Directive
All lines holding the string "title" are to be shown.

Data entries
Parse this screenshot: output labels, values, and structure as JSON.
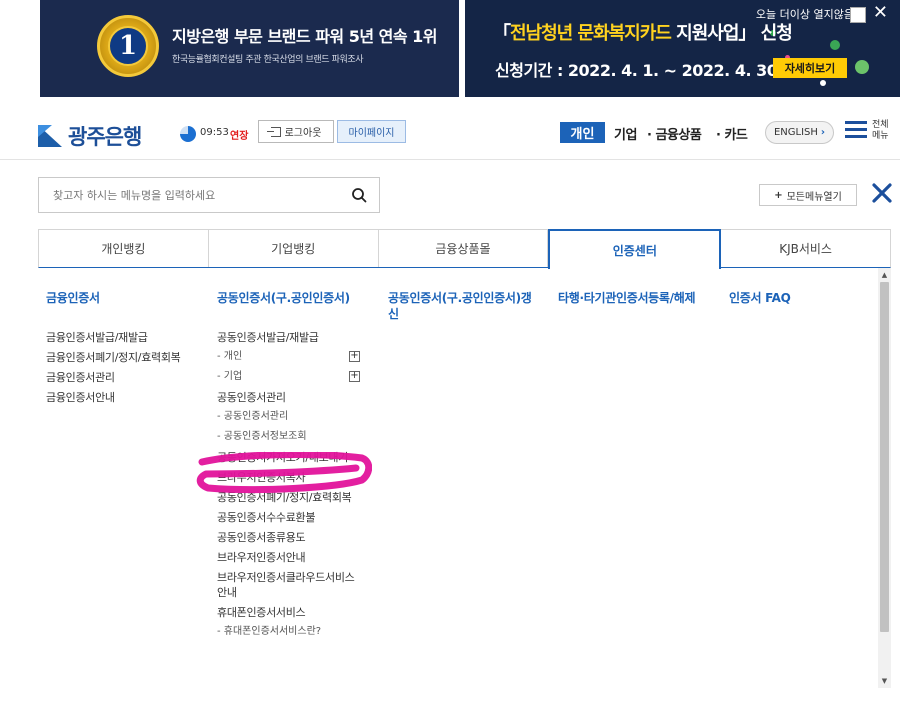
{
  "banner_left": {
    "medal_number": "1",
    "headline": "지방은행 부문 브랜드 파워 5년 연속 1위",
    "subline": "한국능률협회컨설팅 주관 한국산업의 브랜드 파워조사"
  },
  "banner_right": {
    "promo_open": "「",
    "promo_highlight": "전남청년 문화복지카드",
    "promo_mid": " 지원사업",
    "promo_close": "」 신청",
    "period": "신청기간 : 2022. 4. 1. ~ 2022. 4. 30.",
    "detail_button": "자세히보기",
    "hide_today_label": "오늘 더이상 열지않음",
    "close_glyph": "✕"
  },
  "header": {
    "logo_text": "광주은행",
    "timer": "09:53",
    "extend_label": "연장",
    "logout_label": "로그아웃",
    "mypage_label": "마이페이지",
    "category_active": "개인",
    "category_links": [
      "기업",
      "· 금융상품",
      "· 카드"
    ],
    "english_label": "ENGLISH",
    "english_chevron": "›",
    "allmenu_label": "전체 메뉴"
  },
  "search": {
    "placeholder": "찾고자 하시는 메뉴명을 입력하세요",
    "value": ""
  },
  "open_all_label": "모든메뉴열기",
  "tabs": [
    {
      "label": "개인뱅킹",
      "active": false
    },
    {
      "label": "기업뱅킹",
      "active": false
    },
    {
      "label": "금융상품몰",
      "active": false
    },
    {
      "label": "인증센터",
      "active": true
    },
    {
      "label": "KJB서비스",
      "active": false
    }
  ],
  "menu": {
    "col1": {
      "title": "금융인증서",
      "items": [
        "금융인증서발급/재발급",
        "금융인증서폐기/정지/효력회복",
        "금융인증서관리",
        "금융인증서안내"
      ]
    },
    "col2": {
      "title": "공동인증서(구.공인인증서)",
      "item_issue": "공동인증서발급/재발급",
      "sub_personal": "- 개인",
      "sub_corporate": "- 기업",
      "expand_glyph": "+",
      "item_manage": "공동인증서관리",
      "sub_manage": "- 공동인증서관리",
      "sub_info": "- 공동인증서정보조회",
      "item_export": "공동인증서가져오기/내보내기",
      "items_rest": [
        "브라우저인증서복사",
        "공동인증서폐기/정지/효력회복",
        "공동인증서수수료환불",
        "공동인증서종류용도",
        "브라우저인증서안내",
        "브라우저인증서클라우드서비스안내",
        "휴대폰인증서서비스"
      ],
      "sub_mobile": "- 휴대폰인증서서비스란?"
    },
    "col3": {
      "title": "공동인증서(구.공인인증서)갱신"
    },
    "col4": {
      "title": "타행·타기관인증서등록/해제"
    },
    "col5": {
      "title": "인증서 FAQ"
    }
  },
  "scrollbar": {
    "up_glyph": "▲",
    "down_glyph": "▼"
  },
  "colors": {
    "brand_blue": "#1c63b8",
    "banner_navy": "#1b2a4e",
    "promo_yellow": "#ffd21f",
    "highlight_magenta": "#e2139b"
  }
}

Expected answer
      "title": "금융인증서",
      "title": "공동인증서(구.공인인증서)",
      "title": "공동인증서(구.공인인증서)갱신"
      "title": "타행·타기관인증서등록/해제"
      "title": "인증서 FAQ"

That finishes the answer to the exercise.